Stated task — Extract all of the entries and set them down verbatim.
***** Task inputs
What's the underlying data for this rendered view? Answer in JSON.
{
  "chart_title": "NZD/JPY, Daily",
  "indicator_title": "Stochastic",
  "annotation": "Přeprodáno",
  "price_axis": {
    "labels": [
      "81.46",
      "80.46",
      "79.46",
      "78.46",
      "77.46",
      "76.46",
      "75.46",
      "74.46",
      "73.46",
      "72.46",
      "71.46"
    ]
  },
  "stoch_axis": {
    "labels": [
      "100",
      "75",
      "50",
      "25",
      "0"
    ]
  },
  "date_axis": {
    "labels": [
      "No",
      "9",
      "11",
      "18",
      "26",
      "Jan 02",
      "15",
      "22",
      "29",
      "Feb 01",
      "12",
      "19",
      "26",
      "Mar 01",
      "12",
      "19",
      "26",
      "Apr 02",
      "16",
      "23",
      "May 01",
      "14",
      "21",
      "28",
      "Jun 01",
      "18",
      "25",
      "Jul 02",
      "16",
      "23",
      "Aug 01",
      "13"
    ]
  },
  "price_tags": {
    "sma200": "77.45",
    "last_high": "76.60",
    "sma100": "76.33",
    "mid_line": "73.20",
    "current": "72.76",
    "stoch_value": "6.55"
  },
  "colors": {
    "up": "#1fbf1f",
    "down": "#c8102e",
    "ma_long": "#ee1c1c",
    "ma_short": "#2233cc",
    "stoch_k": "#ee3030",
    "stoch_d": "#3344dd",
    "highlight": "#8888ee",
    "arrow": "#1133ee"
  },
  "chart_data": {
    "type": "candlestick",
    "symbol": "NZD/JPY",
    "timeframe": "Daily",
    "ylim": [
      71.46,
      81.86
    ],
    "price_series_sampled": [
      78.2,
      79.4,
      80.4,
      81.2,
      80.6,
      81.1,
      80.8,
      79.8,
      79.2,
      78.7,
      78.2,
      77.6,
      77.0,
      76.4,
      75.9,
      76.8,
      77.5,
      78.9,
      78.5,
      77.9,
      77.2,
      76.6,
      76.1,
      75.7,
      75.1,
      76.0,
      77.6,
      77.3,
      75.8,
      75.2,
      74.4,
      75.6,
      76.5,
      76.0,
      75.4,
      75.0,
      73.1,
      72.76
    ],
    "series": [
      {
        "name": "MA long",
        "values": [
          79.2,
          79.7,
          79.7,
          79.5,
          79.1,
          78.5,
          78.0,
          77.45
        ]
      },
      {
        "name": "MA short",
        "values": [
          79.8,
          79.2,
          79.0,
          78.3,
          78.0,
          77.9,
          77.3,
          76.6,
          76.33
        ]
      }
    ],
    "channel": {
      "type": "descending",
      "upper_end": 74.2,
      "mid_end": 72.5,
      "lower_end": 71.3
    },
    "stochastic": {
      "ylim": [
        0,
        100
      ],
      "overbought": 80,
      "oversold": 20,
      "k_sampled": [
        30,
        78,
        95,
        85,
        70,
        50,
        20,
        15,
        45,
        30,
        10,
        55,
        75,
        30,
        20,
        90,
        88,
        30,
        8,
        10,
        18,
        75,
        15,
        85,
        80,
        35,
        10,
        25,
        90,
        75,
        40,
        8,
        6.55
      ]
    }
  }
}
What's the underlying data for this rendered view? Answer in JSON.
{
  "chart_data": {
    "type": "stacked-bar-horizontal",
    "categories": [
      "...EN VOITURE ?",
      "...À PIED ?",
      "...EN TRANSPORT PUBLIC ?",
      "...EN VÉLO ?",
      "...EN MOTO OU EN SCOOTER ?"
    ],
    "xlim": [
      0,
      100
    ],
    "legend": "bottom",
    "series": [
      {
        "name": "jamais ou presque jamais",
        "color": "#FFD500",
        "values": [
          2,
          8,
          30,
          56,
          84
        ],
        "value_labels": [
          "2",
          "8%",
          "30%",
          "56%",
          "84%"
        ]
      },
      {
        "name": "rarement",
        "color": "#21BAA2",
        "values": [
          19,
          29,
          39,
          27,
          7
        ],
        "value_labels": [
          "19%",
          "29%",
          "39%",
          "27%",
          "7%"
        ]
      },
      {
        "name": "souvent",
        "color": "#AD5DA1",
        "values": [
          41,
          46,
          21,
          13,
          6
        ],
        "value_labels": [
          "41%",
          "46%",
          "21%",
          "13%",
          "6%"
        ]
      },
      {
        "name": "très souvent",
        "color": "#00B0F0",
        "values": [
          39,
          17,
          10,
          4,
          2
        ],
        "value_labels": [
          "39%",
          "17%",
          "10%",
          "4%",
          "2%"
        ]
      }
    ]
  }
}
**********
Solution —
What's the underlying data for this rendered view? Answer in JSON.
{
  "chart_title": "NZD/JPY, Daily",
  "indicator_title": "Stochastic",
  "annotation": "Přeprodáno",
  "price_axis": {
    "labels": [
      "81.46",
      "80.46",
      "79.46",
      "78.46",
      "77.46",
      "76.46",
      "75.46",
      "74.46",
      "73.46",
      "72.46",
      "71.46"
    ]
  },
  "stoch_axis": {
    "labels": [
      "100",
      "75",
      "50",
      "25",
      "0"
    ]
  },
  "date_axis": {
    "labels": [
      "No",
      "9",
      "11",
      "18",
      "26",
      "Jan 02",
      "15",
      "22",
      "29",
      "Feb 01",
      "12",
      "19",
      "26",
      "Mar 01",
      "12",
      "19",
      "26",
      "Apr 02",
      "16",
      "23",
      "May 01",
      "14",
      "21",
      "28",
      "Jun 01",
      "18",
      "25",
      "Jul 02",
      "16",
      "23",
      "Aug 01",
      "13"
    ]
  },
  "price_tags": {
    "sma200": "77.45",
    "last_high": "76.60",
    "sma100": "76.33",
    "mid_line": "73.20",
    "current": "72.76",
    "stoch_value": "6.55"
  },
  "colors": {
    "up": "#1fbf1f",
    "down": "#c8102e",
    "ma_long": "#ee1c1c",
    "ma_short": "#2233cc",
    "stoch_k": "#ee3030",
    "stoch_d": "#3344dd",
    "highlight": "#8888ee",
    "arrow": "#1133ee"
  },
  "chart_data": {
    "type": "candlestick",
    "symbol": "NZD/JPY",
    "timeframe": "Daily",
    "ylim": [
      71.46,
      81.86
    ],
    "price_series_sampled": [
      78.2,
      79.4,
      80.4,
      81.2,
      80.6,
      81.1,
      80.8,
      79.8,
      79.2,
      78.7,
      78.2,
      77.6,
      77.0,
      76.4,
      75.9,
      76.8,
      77.5,
      78.9,
      78.5,
      77.9,
      77.2,
      76.6,
      76.1,
      75.7,
      75.1,
      76.0,
      77.6,
      77.3,
      75.8,
      75.2,
      74.4,
      75.6,
      76.5,
      76.0,
      75.4,
      75.0,
      73.1,
      72.76
    ],
    "series": [
      {
        "name": "MA long",
        "values": [
          79.2,
          79.7,
          79.7,
          79.5,
          79.1,
          78.5,
          78.0,
          77.45
        ]
      },
      {
        "name": "MA short",
        "values": [
          79.8,
          79.2,
          79.0,
          78.3,
          78.0,
          77.9,
          77.3,
          76.6,
          76.33
        ]
      }
    ],
    "channel": {
      "type": "descending",
      "upper_end": 74.2,
      "mid_end": 72.5,
      "lower_end": 71.3
    },
    "stochastic": {
      "ylim": [
        0,
        100
      ],
      "overbought": 80,
      "oversold": 20,
      "k_sampled": [
        30,
        78,
        95,
        85,
        70,
        50,
        20,
        15,
        45,
        30,
        10,
        55,
        75,
        30,
        20,
        90,
        88,
        30,
        8,
        10,
        18,
        75,
        15,
        85,
        80,
        35,
        10,
        25,
        90,
        75,
        40,
        8,
        6.55
      ]
    }
  }
}
What's the underlying data for this rendered view? Answer in JSON.
{
  "chart_data": {
    "type": "stacked-bar-horizontal",
    "categories": [
      "...EN VOITURE ?",
      "...À PIED ?",
      "...EN TRANSPORT PUBLIC ?",
      "...EN VÉLO ?",
      "...EN MOTO OU EN SCOOTER ?"
    ],
    "xlim": [
      0,
      100
    ],
    "legend": "bottom",
    "series": [
      {
        "name": "jamais ou presque jamais",
        "color": "#FFD500",
        "values": [
          2,
          8,
          30,
          56,
          84
        ],
        "value_labels": [
          "2",
          "8%",
          "30%",
          "56%",
          "84%"
        ]
      },
      {
        "name": "rarement",
        "color": "#21BAA2",
        "values": [
          19,
          29,
          39,
          27,
          7
        ],
        "value_labels": [
          "19%",
          "29%",
          "39%",
          "27%",
          "7%"
        ]
      },
      {
        "name": "souvent",
        "color": "#AD5DA1",
        "values": [
          41,
          46,
          21,
          13,
          6
        ],
        "value_labels": [
          "41%",
          "46%",
          "21%",
          "13%",
          "6%"
        ]
      },
      {
        "name": "très souvent",
        "color": "#00B0F0",
        "values": [
          39,
          17,
          10,
          4,
          2
        ],
        "value_labels": [
          "39%",
          "17%",
          "10%",
          "4%",
          "2%"
        ]
      }
    ]
  }
}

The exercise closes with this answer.